_Goal of the exercise_
Translate this sentence from the court opinion below into Spanish: "Such problems rarely arise and the motion to reconsider should be equally rare."

_Document excerpt_
Opinion
No. 93 C 6262.
May 29, 1996.
Sonia Victoria Odarczenko, Margaret J. Orbon, Clausen, Miller, Gorman, Caffrey Witous, P.C., Chicago, IL, and Michael James Baughman, Chicago, IL, for plaintiff.
Algimantas P. Kezelis and Robert A. Kezelis, French Kezelis Kominiarek, P.C., Chicago, IL, for defendant.
MEMORANDUM OPINION AND ORDER
On March 28, 1996, we issued a Memorandum Opinion and Order granting summary judgment in favor of California Union on its failure-to-settle claim against Liberty Mutual, and denying Liberty Mutual's motion for summary judgment. California Union Ins. Co. v. Liberty Mut. Ins. Co., 920 F. Supp. 908 (N.D.Ill. 1996). Liberty Mutual now asks that we reconsider that order.
Although motions for reconsideration are not specifically authorized by the Federal Rules of Civil Procedure, the Seventh Circuit and this district usually apply Rule 59(e) standards to these motions. See Lac du Flambeau Band of Lake Superior Chippewa Indians v. Wisconsin, 957 F.2d 515, 517 (7th Cir.), cert. denied, 506 U.S. 829, 113 S.Ct. 91, 121 L.Ed.2d 53 (1992); cf United States v. Deutsch, 981 F.2d 299, 301 (7th Cir. 1992). The Seventh Circuit has repeatedly cautioned:
Motions for reconsideration serve a limited function: to correct manifest errors of law or fact or to present newly discovered evidence. Such motions cannot in any case be employed as a vehicle to introduce new evidence that could have been adduced during pendency of the summary judgment motion. The nonmovant has an affirmative duty to come forward to meet a properly supported motion for summary judgment.... Nor should a motion for reconsideration serve as the occasion to tender new legal theories for the first time.
Rothwell Cotton Co. v. Rosenthal Co., 827 F.2d 246, 251 (7th Cir. 1987) (quoting Keene Corp. v. International Fidelity Ins. Co., 561 F. Supp. 656, 665—66 (N.D.Ill. 1982), aff'd, 736 F.2d 388 (7th Cir. 1984)). More recently, the Seventh Circuit observed that a motion for reconsideration may perform a valuable function where
the Court has patently misunderstood a party, or has made a decision outside the adversarial issues presented to the Court by the parties, or has made an error not of reasoning but of apprehension. A further basis for a motion for reconsideration would be a controlling or significant change in the law or facts since the submission of the issue to the Court. Such problems rarely arise and the motion to reconsider should be equally rare.

_Records_

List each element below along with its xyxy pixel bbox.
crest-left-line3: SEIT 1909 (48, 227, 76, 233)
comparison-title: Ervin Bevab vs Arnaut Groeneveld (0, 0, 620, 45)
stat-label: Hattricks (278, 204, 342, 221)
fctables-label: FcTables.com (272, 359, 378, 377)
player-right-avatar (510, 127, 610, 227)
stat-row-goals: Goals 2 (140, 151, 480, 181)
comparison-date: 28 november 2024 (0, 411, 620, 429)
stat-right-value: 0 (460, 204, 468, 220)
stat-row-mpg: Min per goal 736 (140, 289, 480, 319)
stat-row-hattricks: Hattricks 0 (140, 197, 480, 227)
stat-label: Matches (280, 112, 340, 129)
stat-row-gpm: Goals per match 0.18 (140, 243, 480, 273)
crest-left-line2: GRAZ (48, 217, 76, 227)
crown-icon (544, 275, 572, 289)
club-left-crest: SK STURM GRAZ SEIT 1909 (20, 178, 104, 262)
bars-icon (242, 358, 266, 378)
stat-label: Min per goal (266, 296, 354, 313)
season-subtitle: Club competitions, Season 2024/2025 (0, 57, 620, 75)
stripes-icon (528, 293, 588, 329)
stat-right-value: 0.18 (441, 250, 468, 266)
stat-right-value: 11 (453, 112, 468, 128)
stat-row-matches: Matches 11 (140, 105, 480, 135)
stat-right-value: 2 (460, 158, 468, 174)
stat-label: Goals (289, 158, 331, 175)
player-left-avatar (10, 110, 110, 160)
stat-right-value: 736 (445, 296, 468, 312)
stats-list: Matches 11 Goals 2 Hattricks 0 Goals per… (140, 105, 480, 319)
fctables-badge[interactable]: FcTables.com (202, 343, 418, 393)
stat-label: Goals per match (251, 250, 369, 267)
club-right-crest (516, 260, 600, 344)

_Written solution_
Tales problemas rara vez surgen, y la moción de reconsideración debería ser igualmente rara.